It was called “bicycling the prints.” Independent filmmakers often couldn’t afford
a national theatrical launch, complete with what is termed “prints and
advertising” — just “P&A” for short — so they finished their film and had
the nearest lab strike a dozen 35mm prints (maybe a little more, maybe a little
less) and then they would take their baby on the road.
We have news about some of these famous “road
stories” this week … making their way to Blu-ray for the first time!!!
Dark Force Entertainment, with sales and
distribution expertise provided by MVD Entertainment Group, has a pair of
Blu-ray double features — again, all making their first-time appearances on
Blu-ray — ready for release on Apr. 28.
Bicycling prints to local venues was common in the
1950s through the 1970s, and then a more efficient way to get micro-budget and
indie films out to a wider audience was found in the form of VHS and a new
term, “Direct to Video” was born.
However, Dark Force has some classics that were
pre-VHS theatrical releases. All four
films are newly re-mastered from the best surviving source material … in some
cases going so far as to go into scene-by-scene correction to achieve Blu-ray
standard quality.
So let’s get to it. First up is Drive-In
Double Feature #4, fans get the double-bill of
writer/director Harry Kerwin’s summer of 1975 release of God's
Bloody Acre (filmed in Florida and bicycled
around the area), which is teamed with director Harry Thomason’s 1973
axe-murdering tale, So Sad About Gloria
(filmed in Arkansas, released locally in Little Rock and then shelved for two
years before being picked up by Libra Films in 1975).

• **Information supplied**:
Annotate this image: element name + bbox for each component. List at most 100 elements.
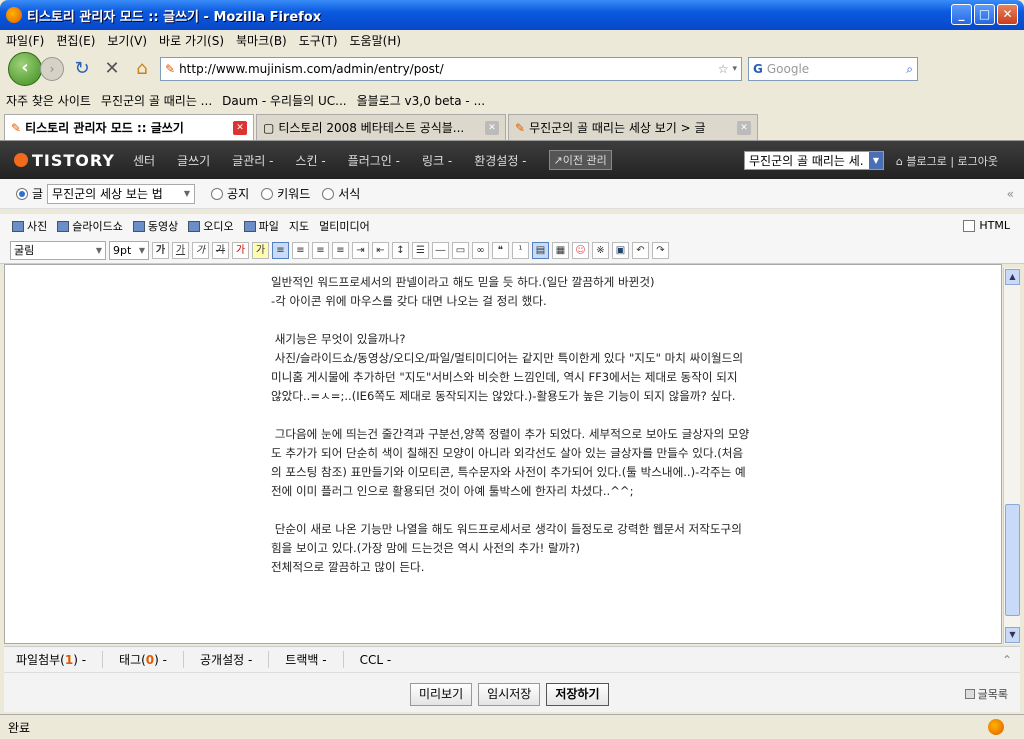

• **Instructions to follow**:
How would you say this sentence from the Blu-ray article in Spanish: "However, Dark Force has some classics that were pre-VHS theatrical releases." The listing has no connection to the Blu-ray article.

• **Solved problem**:
Sin embargo, Dark Force tiene algunos clásicos que fueron estrenos en cines anteriores al VHS.